▸ **Dataset content**:
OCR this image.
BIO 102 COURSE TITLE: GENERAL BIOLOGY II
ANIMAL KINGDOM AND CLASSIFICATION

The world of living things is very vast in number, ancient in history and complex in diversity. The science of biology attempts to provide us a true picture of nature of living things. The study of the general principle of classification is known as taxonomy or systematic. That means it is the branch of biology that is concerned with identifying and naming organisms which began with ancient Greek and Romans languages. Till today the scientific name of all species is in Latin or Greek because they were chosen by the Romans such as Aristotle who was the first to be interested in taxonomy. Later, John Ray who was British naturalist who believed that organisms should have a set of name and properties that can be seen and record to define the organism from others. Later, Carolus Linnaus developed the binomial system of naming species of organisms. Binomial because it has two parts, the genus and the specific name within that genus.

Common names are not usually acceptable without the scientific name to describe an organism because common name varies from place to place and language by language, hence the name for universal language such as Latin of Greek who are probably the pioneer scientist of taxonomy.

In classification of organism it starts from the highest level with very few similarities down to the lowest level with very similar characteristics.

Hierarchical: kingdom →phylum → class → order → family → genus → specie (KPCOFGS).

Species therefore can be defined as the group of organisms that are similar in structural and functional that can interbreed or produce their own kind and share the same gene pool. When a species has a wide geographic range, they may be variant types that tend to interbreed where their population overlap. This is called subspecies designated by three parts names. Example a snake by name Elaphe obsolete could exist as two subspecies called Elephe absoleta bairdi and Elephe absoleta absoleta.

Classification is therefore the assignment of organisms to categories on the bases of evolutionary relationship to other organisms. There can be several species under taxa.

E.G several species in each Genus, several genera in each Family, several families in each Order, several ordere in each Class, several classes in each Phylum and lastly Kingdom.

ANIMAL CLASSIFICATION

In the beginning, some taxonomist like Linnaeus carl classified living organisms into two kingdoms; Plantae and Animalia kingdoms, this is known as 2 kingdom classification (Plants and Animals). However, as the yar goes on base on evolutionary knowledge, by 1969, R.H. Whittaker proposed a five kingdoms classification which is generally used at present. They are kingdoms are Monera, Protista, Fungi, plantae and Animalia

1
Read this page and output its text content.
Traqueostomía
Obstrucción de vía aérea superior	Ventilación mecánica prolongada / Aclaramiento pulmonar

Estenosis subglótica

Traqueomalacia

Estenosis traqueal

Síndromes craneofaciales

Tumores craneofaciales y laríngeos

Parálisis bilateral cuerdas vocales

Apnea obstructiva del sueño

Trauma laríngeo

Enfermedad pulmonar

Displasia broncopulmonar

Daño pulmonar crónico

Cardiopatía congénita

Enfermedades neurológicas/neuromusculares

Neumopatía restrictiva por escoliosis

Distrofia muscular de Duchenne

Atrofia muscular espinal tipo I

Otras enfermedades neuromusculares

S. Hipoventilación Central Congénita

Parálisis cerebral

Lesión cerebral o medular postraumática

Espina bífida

▸ **What you should do**: In the listing above, find the line containing "Read this page and output its text content."; that line and every line after it, through the last, are to be retyped exactly.

▸ **Response**:
Read this page and output its text content.
Traqueostomía
Obstrucción de vía aérea superior	Ventilación mecánica prolongada / Aclaramiento pulmonar

Estenosis subglótica

Traqueomalacia

Estenosis traqueal

Síndromes craneofaciales

Tumores craneofaciales y laríngeos

Parálisis bilateral cuerdas vocales

Apnea obstructiva del sueño

Trauma laríngeo

Enfermedad pulmonar

Displasia broncopulmonar

Daño pulmonar crónico

Cardiopatía congénita

Enfermedades neurológicas/neuromusculares

Neumopatía restrictiva por escoliosis

Distrofia muscular de Duchenne

Atrofia muscular espinal tipo I

Otras enfermedades neuromusculares

S. Hipoventilación Central Congénita

Parálisis cerebral

Lesión cerebral o medular postraumática

Espina bífida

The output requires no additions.